:: Listed records ::

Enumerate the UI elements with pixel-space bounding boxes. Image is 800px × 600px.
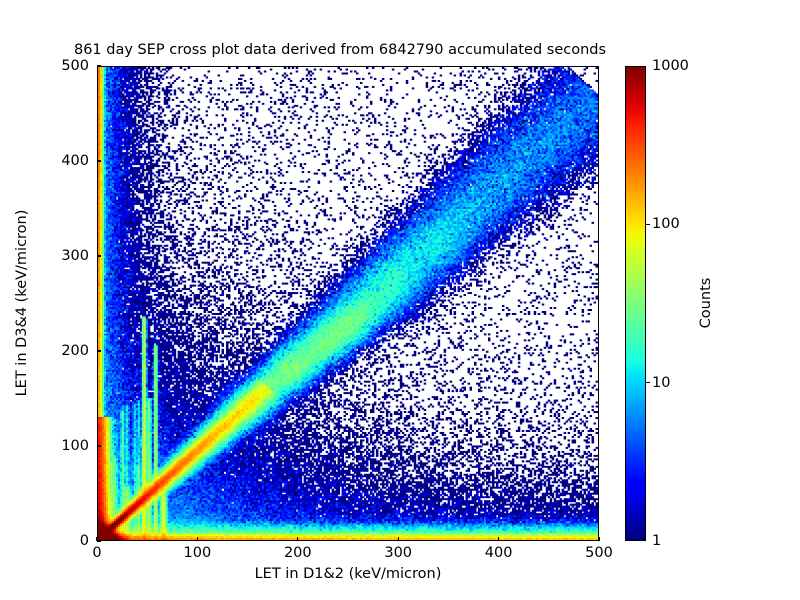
plot-title-line-1: 861 day SEP cross plot data derived from… (0, 42, 680, 59)
y-tick-label: 400 (61, 153, 89, 169)
y-tick-label: 0 (80, 533, 89, 549)
x-tick-label: 300 (384, 545, 412, 561)
colorbar (625, 66, 646, 541)
x-tick-label: 500 (585, 545, 613, 561)
colorbar-tick-label: 10 (652, 375, 670, 391)
y-tick-mark (97, 65, 101, 66)
colorbar-tick-label: 1000 (652, 58, 689, 74)
y-tick-mark (97, 540, 101, 541)
x-axis-label: LET in D1&2 (keV/micron) (97, 566, 599, 582)
y-tick-label: 100 (61, 438, 89, 454)
colorbar-tick-label: 100 (652, 216, 680, 232)
x-tick-label: 200 (284, 545, 312, 561)
scatter-heatmap-canvas (98, 67, 598, 540)
x-tick-mark (297, 537, 298, 541)
x-tick-mark (398, 537, 399, 541)
y-tick-label: 200 (61, 343, 89, 359)
y-tick-label: 300 (61, 248, 89, 264)
x-tick-label: 0 (92, 545, 101, 561)
x-tick-mark (598, 537, 599, 541)
colorbar-tick-label: 1 (652, 533, 661, 549)
y-tick-mark (97, 445, 101, 446)
y-tick-label: 500 (61, 58, 89, 74)
colorbar-tick-mark (646, 224, 650, 225)
colorbar-tick-mark (646, 382, 650, 383)
x-tick-mark (498, 537, 499, 541)
y-tick-mark (97, 160, 101, 161)
y-tick-mark (97, 350, 101, 351)
colorbar-gradient (625, 66, 646, 541)
plot-axes-area (97, 66, 599, 541)
x-tick-mark (197, 537, 198, 541)
x-tick-label: 400 (485, 545, 513, 561)
figure-canvas: 861 day SEP cross plot data derived from… (0, 0, 800, 600)
colorbar-label: Counts (698, 278, 714, 329)
y-tick-mark (97, 255, 101, 256)
x-tick-label: 100 (184, 545, 212, 561)
y-axis-label: LET in D3&4 (keV/micron) (14, 210, 30, 397)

:::

* **Exercise objective**:
Reproduce only the lines from the line with "plot-title-line-1: 861 day" to the line with "y-tick-label: 100 (61, 438, 89, 454)", substituting "y-axis-tick" for "y-tick-mark" and leaving all else unchanged.

* **Answer for this exercise**:
plot-title-line-1: 861 day SEP cross plot data derived from… (0, 42, 680, 59)
y-tick-label: 400 (61, 153, 89, 169)
y-tick-label: 0 (80, 533, 89, 549)
x-tick-label: 300 (384, 545, 412, 561)
colorbar (625, 66, 646, 541)
x-tick-label: 500 (585, 545, 613, 561)
colorbar-tick-label: 10 (652, 375, 670, 391)
y-axis-tick (97, 65, 101, 66)
colorbar-tick-label: 1000 (652, 58, 689, 74)
y-axis-tick (97, 540, 101, 541)
x-axis-label: LET in D1&2 (keV/micron) (97, 566, 599, 582)
y-tick-label: 100 (61, 438, 89, 454)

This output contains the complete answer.